From the listing below, extract every line in which the word "JSON" appears.

Source data:

■ ■ ■ ■ ■

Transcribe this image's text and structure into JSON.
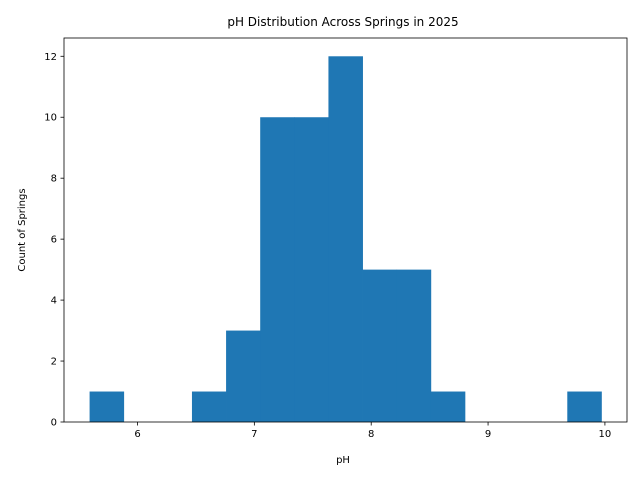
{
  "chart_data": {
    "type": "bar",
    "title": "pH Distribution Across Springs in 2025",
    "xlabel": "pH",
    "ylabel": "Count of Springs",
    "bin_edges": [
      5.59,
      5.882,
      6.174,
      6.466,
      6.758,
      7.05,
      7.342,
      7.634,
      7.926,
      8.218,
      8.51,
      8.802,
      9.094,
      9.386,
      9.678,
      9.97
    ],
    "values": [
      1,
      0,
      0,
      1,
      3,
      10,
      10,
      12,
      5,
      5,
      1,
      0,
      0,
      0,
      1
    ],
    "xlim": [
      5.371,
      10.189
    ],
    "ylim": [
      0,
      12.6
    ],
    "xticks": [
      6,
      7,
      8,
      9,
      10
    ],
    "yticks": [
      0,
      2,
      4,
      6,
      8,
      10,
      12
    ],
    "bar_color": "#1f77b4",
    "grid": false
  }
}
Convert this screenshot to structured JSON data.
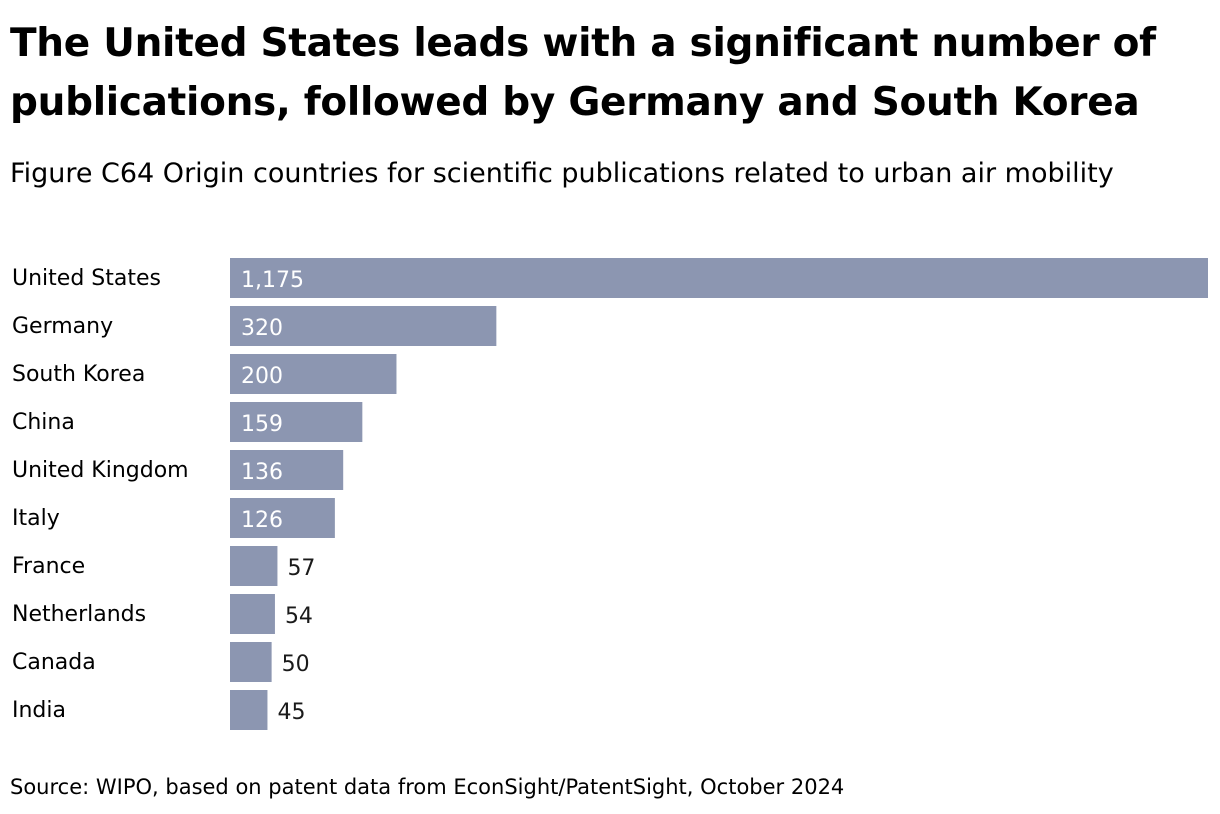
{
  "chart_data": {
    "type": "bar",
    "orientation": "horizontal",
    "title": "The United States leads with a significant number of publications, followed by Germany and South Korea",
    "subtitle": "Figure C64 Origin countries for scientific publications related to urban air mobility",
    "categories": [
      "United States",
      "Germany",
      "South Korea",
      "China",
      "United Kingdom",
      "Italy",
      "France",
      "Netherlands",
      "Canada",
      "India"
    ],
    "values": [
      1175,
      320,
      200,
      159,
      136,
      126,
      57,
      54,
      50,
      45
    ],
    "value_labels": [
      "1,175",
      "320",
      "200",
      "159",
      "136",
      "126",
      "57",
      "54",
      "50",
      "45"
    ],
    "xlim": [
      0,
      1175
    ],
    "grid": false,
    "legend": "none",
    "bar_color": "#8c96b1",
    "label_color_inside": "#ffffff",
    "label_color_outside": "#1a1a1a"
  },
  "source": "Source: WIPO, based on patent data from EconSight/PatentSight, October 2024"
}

■ ■ ■ ■ ■

:: Exercise solution ::
Transcribe this image's text and structure into JSON.
Convert this screenshot to structured JSON data.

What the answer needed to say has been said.